#### RECORDS SUPPLIED

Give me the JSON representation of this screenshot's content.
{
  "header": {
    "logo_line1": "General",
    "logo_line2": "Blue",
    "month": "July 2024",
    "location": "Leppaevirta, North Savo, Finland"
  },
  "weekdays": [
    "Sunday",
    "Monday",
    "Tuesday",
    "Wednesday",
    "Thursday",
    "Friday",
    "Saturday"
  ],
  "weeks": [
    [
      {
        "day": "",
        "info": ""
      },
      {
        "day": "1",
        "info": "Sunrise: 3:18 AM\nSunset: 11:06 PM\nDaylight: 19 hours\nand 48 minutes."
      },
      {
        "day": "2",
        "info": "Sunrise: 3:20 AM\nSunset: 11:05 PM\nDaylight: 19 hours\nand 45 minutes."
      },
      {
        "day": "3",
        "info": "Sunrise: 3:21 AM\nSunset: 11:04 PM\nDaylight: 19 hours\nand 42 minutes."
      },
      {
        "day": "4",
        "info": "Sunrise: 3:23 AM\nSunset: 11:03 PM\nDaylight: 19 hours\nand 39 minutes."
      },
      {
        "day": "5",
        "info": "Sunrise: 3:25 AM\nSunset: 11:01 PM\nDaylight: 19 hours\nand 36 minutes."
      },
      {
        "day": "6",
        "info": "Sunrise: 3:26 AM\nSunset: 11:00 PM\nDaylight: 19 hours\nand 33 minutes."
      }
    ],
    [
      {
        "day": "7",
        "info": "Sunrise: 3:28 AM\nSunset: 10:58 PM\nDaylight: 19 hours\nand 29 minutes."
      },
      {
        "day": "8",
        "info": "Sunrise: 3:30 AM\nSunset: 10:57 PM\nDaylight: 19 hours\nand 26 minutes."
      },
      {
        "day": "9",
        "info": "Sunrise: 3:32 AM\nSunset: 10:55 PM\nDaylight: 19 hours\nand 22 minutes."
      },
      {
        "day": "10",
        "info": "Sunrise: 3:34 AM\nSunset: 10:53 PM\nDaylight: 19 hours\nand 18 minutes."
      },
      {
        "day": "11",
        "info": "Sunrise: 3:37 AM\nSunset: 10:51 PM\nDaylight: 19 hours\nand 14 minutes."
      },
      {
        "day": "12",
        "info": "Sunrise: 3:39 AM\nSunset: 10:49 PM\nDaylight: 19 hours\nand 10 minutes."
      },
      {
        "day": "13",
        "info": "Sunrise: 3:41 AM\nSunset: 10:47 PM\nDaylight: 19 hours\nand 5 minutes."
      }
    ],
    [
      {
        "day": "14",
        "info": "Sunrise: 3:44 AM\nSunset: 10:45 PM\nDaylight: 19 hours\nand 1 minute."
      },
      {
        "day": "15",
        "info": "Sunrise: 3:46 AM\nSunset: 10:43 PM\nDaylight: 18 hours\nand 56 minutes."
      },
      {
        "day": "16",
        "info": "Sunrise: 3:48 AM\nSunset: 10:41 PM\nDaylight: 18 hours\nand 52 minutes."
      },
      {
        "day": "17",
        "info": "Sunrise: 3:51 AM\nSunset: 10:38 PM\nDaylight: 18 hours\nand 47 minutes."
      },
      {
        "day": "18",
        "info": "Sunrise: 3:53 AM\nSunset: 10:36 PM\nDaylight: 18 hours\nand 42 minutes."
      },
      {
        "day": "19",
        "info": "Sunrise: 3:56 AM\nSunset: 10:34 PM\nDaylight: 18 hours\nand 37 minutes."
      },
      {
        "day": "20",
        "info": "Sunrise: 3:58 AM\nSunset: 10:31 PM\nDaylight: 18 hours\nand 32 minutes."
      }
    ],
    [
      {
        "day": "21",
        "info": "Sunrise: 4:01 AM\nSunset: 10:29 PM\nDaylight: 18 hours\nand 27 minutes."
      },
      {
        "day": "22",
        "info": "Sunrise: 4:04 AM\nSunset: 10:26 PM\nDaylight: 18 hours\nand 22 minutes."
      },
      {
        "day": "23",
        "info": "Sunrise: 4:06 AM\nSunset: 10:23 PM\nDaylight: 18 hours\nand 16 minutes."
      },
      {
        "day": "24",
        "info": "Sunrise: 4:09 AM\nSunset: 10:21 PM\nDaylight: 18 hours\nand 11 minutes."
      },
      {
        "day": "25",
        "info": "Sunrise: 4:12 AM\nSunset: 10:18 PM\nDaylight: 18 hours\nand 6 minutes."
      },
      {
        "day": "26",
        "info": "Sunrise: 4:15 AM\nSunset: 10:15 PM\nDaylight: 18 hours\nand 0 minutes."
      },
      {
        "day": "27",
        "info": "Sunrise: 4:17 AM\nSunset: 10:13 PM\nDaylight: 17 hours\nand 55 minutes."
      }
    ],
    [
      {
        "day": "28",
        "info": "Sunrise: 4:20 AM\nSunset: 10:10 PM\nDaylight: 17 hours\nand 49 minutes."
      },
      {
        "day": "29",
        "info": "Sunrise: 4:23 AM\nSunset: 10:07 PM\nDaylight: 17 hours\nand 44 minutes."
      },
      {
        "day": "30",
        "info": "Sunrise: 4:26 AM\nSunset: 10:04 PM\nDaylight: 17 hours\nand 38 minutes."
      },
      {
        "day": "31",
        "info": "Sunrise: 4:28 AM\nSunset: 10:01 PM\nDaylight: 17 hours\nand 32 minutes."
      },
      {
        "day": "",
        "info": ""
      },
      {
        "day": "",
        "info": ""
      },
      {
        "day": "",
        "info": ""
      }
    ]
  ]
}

#### GOAL
Faithfully reproduce all of the records, character for character.

#### FINAL ANSWER
Give me the JSON representation of this screenshot's content.
{
  "header": {
    "logo_line1": "General",
    "logo_line2": "Blue",
    "month": "July 2024",
    "location": "Leppaevirta, North Savo, Finland"
  },
  "weekdays": [
    "Sunday",
    "Monday",
    "Tuesday",
    "Wednesday",
    "Thursday",
    "Friday",
    "Saturday"
  ],
  "weeks": [
    [
      {
        "day": "",
        "info": ""
      },
      {
        "day": "1",
        "info": "Sunrise: 3:18 AM\nSunset: 11:06 PM\nDaylight: 19 hours\nand 48 minutes."
      },
      {
        "day": "2",
        "info": "Sunrise: 3:20 AM\nSunset: 11:05 PM\nDaylight: 19 hours\nand 45 minutes."
      },
      {
        "day": "3",
        "info": "Sunrise: 3:21 AM\nSunset: 11:04 PM\nDaylight: 19 hours\nand 42 minutes."
      },
      {
        "day": "4",
        "info": "Sunrise: 3:23 AM\nSunset: 11:03 PM\nDaylight: 19 hours\nand 39 minutes."
      },
      {
        "day": "5",
        "info": "Sunrise: 3:25 AM\nSunset: 11:01 PM\nDaylight: 19 hours\nand 36 minutes."
      },
      {
        "day": "6",
        "info": "Sunrise: 3:26 AM\nSunset: 11:00 PM\nDaylight: 19 hours\nand 33 minutes."
      }
    ],
    [
      {
        "day": "7",
        "info": "Sunrise: 3:28 AM\nSunset: 10:58 PM\nDaylight: 19 hours\nand 29 minutes."
      },
      {
        "day": "8",
        "info": "Sunrise: 3:30 AM\nSunset: 10:57 PM\nDaylight: 19 hours\nand 26 minutes."
      },
      {
        "day": "9",
        "info": "Sunrise: 3:32 AM\nSunset: 10:55 PM\nDaylight: 19 hours\nand 22 minutes."
      },
      {
        "day": "10",
        "info": "Sunrise: 3:34 AM\nSunset: 10:53 PM\nDaylight: 19 hours\nand 18 minutes."
      },
      {
        "day": "11",
        "info": "Sunrise: 3:37 AM\nSunset: 10:51 PM\nDaylight: 19 hours\nand 14 minutes."
      },
      {
        "day": "12",
        "info": "Sunrise: 3:39 AM\nSunset: 10:49 PM\nDaylight: 19 hours\nand 10 minutes."
      },
      {
        "day": "13",
        "info": "Sunrise: 3:41 AM\nSunset: 10:47 PM\nDaylight: 19 hours\nand 5 minutes."
      }
    ],
    [
      {
        "day": "14",
        "info": "Sunrise: 3:44 AM\nSunset: 10:45 PM\nDaylight: 19 hours\nand 1 minute."
      },
      {
        "day": "15",
        "info": "Sunrise: 3:46 AM\nSunset: 10:43 PM\nDaylight: 18 hours\nand 56 minutes."
      },
      {
        "day": "16",
        "info": "Sunrise: 3:48 AM\nSunset: 10:41 PM\nDaylight: 18 hours\nand 52 minutes."
      },
      {
        "day": "17",
        "info": "Sunrise: 3:51 AM\nSunset: 10:38 PM\nDaylight: 18 hours\nand 47 minutes."
      },
      {
        "day": "18",
        "info": "Sunrise: 3:53 AM\nSunset: 10:36 PM\nDaylight: 18 hours\nand 42 minutes."
      },
      {
        "day": "19",
        "info": "Sunrise: 3:56 AM\nSunset: 10:34 PM\nDaylight: 18 hours\nand 37 minutes."
      },
      {
        "day": "20",
        "info": "Sunrise: 3:58 AM\nSunset: 10:31 PM\nDaylight: 18 hours\nand 32 minutes."
      }
    ],
    [
      {
        "day": "21",
        "info": "Sunrise: 4:01 AM\nSunset: 10:29 PM\nDaylight: 18 hours\nand 27 minutes."
      },
      {
        "day": "22",
        "info": "Sunrise: 4:04 AM\nSunset: 10:26 PM\nDaylight: 18 hours\nand 22 minutes."
      },
      {
        "day": "23",
        "info": "Sunrise: 4:06 AM\nSunset: 10:23 PM\nDaylight: 18 hours\nand 16 minutes."
      },
      {
        "day": "24",
        "info": "Sunrise: 4:09 AM\nSunset: 10:21 PM\nDaylight: 18 hours\nand 11 minutes."
      },
      {
        "day": "25",
        "info": "Sunrise: 4:12 AM\nSunset: 10:18 PM\nDaylight: 18 hours\nand 6 minutes."
      },
      {
        "day": "26",
        "info": "Sunrise: 4:15 AM\nSunset: 10:15 PM\nDaylight: 18 hours\nand 0 minutes."
      },
      {
        "day": "27",
        "info": "Sunrise: 4:17 AM\nSunset: 10:13 PM\nDaylight: 17 hours\nand 55 minutes."
      }
    ],
    [
      {
        "day": "28",
        "info": "Sunrise: 4:20 AM\nSunset: 10:10 PM\nDaylight: 17 hours\nand 49 minutes."
      },
      {
        "day": "29",
        "info": "Sunrise: 4:23 AM\nSunset: 10:07 PM\nDaylight: 17 hours\nand 44 minutes."
      },
      {
        "day": "30",
        "info": "Sunrise: 4:26 AM\nSunset: 10:04 PM\nDaylight: 17 hours\nand 38 minutes."
      },
      {
        "day": "31",
        "info": "Sunrise: 4:28 AM\nSunset: 10:01 PM\nDaylight: 17 hours\nand 32 minutes."
      },
      {
        "day": "",
        "info": ""
      },
      {
        "day": "",
        "info": ""
      },
      {
        "day": "",
        "info": ""
      }
    ]
  ]
}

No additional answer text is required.